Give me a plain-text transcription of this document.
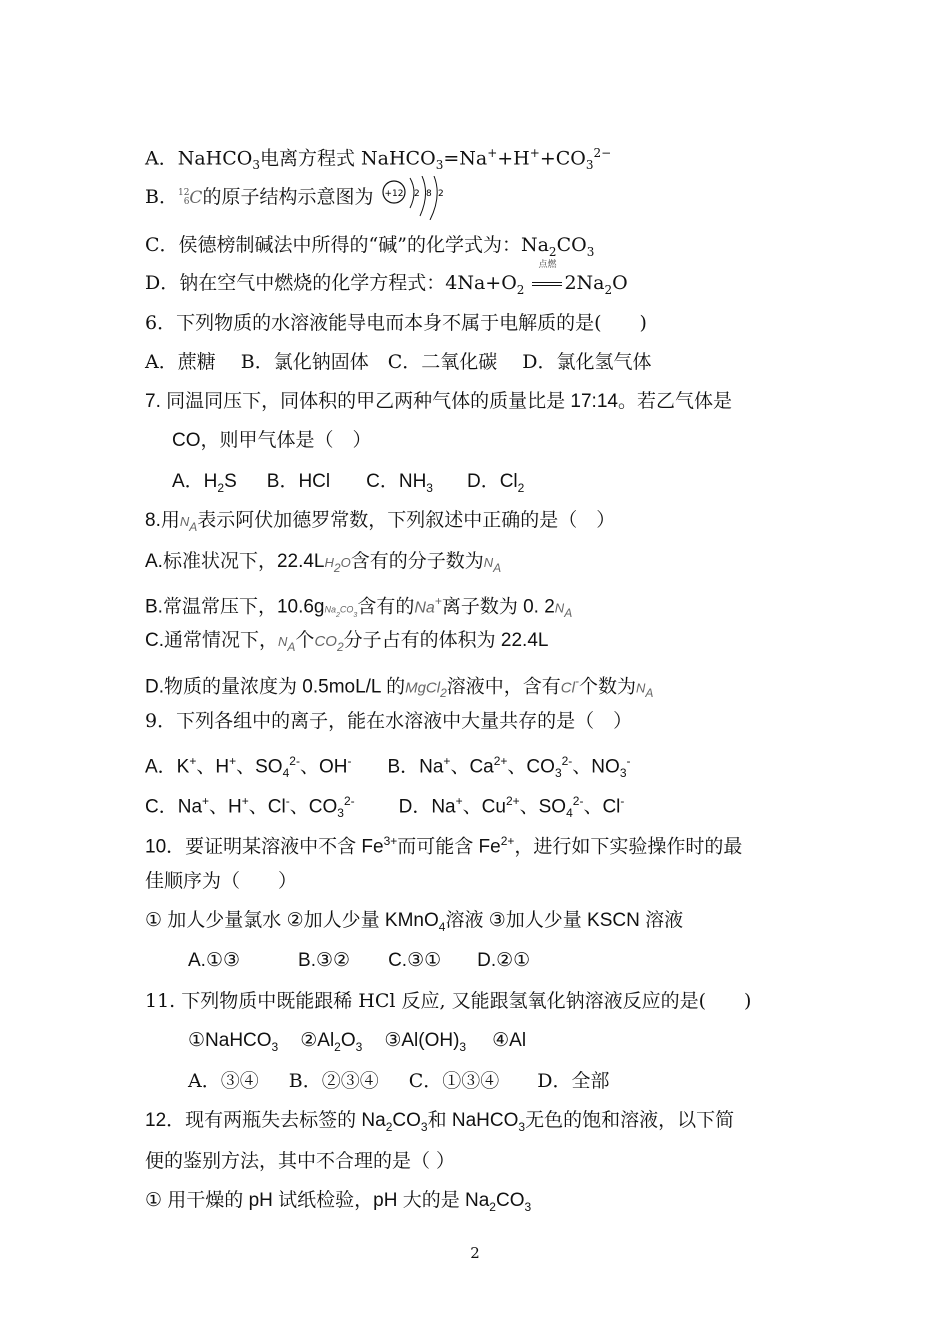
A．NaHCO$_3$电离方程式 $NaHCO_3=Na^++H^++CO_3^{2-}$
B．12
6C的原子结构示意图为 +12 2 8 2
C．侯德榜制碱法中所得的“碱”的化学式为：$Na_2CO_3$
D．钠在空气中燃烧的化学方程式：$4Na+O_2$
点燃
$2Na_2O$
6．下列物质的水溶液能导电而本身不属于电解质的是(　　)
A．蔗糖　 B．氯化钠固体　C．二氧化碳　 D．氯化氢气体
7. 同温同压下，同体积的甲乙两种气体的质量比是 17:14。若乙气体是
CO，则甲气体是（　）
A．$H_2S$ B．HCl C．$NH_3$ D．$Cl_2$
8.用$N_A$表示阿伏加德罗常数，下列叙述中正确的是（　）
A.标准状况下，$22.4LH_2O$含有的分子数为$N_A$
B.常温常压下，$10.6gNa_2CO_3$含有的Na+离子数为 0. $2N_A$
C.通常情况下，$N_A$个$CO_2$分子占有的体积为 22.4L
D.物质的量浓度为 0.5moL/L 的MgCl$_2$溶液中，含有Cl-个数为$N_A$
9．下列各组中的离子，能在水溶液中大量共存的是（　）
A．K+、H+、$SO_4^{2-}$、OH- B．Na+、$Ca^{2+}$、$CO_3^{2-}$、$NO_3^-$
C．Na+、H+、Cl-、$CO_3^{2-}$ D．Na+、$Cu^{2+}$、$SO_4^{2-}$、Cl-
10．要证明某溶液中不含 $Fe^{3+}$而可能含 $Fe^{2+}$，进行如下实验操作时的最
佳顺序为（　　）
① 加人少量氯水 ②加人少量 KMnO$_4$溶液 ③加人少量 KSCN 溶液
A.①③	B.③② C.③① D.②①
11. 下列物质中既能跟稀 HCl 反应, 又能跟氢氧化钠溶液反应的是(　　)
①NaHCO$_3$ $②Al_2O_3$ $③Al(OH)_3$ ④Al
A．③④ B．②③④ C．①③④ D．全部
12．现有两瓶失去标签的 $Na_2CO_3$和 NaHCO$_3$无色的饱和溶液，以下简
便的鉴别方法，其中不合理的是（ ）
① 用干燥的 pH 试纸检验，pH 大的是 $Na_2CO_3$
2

-*-*-

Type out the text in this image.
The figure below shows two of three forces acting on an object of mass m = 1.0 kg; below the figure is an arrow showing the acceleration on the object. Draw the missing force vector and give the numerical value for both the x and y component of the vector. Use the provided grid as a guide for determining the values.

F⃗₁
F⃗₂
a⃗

-*-*-

▸ **Exercise objective**:
List all lines above in which the string "this" appears.

▸ **Answer below**:
Give me a plain-text transcription of this document.
Type out the text in this image.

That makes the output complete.